[Excerpts from a figure dataset]
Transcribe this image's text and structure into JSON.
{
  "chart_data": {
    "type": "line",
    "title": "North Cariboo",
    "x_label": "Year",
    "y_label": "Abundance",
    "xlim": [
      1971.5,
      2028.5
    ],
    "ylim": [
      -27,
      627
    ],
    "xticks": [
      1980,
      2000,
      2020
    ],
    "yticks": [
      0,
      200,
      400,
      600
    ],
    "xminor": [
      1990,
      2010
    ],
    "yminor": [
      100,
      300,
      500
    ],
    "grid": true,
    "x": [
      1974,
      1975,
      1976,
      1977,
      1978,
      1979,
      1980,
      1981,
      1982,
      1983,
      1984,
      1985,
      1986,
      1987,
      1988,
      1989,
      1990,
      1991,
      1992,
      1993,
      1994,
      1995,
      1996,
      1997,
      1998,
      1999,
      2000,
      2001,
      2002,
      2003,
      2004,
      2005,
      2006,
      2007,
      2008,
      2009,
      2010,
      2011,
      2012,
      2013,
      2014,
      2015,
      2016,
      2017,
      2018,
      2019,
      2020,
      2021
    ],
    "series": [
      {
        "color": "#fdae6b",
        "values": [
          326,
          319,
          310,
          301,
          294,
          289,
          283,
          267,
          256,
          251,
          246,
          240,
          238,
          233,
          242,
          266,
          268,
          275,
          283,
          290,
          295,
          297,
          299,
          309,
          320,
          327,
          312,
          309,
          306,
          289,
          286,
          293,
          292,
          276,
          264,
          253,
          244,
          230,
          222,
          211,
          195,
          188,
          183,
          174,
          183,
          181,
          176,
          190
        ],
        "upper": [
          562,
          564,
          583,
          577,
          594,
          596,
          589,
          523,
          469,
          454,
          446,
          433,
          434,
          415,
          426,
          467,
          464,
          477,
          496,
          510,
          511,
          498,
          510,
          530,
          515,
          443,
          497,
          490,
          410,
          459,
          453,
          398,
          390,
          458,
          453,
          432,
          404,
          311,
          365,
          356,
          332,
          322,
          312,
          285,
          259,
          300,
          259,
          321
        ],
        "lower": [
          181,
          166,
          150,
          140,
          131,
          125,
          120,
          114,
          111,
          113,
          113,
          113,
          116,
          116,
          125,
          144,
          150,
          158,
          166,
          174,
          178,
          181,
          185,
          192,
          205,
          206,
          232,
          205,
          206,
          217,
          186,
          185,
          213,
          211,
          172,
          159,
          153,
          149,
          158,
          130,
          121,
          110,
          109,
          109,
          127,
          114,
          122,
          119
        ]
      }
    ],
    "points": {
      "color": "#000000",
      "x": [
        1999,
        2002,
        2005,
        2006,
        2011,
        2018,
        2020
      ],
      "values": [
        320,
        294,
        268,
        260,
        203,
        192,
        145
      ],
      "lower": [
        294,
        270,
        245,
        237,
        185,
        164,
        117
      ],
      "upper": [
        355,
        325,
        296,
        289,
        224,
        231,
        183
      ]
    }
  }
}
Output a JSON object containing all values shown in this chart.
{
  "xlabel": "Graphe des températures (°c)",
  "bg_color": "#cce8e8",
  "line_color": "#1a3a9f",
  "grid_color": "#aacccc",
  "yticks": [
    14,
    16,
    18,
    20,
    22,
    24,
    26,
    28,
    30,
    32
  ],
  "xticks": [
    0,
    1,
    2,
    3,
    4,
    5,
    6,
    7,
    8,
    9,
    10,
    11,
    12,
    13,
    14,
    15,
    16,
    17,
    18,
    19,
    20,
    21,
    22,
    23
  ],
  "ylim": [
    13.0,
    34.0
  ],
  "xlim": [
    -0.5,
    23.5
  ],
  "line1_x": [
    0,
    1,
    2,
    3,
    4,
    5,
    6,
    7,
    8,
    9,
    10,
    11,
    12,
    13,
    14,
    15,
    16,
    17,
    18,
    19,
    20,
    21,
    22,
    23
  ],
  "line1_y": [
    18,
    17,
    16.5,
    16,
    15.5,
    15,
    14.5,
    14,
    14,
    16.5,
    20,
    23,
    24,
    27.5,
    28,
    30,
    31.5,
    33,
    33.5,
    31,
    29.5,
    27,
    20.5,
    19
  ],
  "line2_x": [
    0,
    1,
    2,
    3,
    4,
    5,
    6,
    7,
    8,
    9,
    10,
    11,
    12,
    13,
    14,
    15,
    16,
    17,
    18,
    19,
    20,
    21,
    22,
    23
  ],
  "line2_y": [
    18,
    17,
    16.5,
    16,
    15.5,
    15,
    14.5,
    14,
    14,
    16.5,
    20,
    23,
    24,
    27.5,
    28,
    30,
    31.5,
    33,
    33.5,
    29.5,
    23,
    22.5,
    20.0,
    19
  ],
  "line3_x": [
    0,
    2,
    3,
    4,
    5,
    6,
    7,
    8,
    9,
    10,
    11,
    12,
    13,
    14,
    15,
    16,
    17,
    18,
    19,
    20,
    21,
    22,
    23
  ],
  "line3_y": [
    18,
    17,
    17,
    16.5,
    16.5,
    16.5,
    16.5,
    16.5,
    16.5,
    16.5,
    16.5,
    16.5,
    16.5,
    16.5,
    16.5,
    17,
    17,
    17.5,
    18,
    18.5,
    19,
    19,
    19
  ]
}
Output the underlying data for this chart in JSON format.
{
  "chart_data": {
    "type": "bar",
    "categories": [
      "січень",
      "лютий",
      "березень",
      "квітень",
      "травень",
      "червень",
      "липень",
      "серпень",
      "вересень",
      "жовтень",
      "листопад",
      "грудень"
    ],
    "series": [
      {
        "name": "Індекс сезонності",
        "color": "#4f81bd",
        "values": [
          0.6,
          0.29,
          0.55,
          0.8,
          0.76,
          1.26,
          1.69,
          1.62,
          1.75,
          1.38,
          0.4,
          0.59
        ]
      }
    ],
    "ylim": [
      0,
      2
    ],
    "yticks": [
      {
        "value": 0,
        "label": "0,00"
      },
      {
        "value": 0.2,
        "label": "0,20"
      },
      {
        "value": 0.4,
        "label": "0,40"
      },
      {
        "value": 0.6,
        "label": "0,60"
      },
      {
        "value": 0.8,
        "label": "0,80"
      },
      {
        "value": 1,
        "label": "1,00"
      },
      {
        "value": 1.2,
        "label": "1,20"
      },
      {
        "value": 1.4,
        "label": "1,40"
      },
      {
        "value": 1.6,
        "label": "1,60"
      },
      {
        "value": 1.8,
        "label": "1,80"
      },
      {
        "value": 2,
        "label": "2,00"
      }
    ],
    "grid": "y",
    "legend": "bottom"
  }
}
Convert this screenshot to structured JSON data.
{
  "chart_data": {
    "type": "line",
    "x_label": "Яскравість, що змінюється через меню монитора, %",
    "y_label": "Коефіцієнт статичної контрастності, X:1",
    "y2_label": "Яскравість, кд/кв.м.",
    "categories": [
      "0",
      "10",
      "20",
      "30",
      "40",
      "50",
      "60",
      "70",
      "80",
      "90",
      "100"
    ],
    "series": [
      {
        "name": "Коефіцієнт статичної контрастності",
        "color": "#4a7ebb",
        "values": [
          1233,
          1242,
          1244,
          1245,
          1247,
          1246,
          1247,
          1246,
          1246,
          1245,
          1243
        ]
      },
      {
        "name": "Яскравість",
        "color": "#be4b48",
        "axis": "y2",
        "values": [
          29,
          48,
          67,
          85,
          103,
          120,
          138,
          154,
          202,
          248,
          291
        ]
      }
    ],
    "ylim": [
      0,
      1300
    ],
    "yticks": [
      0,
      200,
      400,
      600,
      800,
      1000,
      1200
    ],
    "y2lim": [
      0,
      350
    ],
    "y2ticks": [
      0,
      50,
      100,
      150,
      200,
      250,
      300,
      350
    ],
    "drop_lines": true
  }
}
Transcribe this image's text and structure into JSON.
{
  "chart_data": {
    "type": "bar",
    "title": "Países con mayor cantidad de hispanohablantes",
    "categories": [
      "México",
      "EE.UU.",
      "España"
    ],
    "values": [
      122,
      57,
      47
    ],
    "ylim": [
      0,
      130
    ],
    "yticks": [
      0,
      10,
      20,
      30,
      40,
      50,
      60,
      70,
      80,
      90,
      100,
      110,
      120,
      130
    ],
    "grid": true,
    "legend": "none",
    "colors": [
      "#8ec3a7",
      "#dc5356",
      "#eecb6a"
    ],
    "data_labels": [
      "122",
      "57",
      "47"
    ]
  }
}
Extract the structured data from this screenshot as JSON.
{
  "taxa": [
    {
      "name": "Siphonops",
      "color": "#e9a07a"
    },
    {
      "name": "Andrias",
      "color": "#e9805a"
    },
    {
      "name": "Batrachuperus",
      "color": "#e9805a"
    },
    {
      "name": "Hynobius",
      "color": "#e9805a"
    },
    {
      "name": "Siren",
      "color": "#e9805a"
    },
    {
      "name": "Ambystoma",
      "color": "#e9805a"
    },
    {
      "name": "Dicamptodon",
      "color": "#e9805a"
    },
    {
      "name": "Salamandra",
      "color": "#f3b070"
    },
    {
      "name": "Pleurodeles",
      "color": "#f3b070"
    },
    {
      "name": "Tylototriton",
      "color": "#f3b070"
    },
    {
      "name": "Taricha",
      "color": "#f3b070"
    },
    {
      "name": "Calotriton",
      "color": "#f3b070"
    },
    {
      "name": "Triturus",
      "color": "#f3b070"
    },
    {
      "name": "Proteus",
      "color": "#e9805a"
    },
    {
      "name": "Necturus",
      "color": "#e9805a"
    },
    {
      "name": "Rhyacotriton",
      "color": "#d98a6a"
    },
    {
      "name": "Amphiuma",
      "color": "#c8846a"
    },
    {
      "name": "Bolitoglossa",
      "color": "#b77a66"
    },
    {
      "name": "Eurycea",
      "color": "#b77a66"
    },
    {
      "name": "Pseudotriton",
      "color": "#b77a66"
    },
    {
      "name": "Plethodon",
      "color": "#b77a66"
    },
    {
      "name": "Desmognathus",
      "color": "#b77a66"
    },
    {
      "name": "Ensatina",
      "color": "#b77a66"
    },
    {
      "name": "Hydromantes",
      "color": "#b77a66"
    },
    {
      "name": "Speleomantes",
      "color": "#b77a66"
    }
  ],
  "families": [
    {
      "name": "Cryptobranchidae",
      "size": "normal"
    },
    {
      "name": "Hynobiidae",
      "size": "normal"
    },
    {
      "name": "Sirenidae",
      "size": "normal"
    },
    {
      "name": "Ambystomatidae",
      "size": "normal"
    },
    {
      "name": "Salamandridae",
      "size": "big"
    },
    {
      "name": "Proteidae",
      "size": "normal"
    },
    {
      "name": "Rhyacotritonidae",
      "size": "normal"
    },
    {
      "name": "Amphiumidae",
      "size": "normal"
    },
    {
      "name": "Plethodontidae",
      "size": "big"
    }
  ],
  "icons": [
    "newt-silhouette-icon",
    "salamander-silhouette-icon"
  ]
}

Short exercise: Reproduce each line of the material containing the word "title".

Task answer:
    "title": "North Cariboo",
    "title": "Países con mayor cantidad de hispanohablantes",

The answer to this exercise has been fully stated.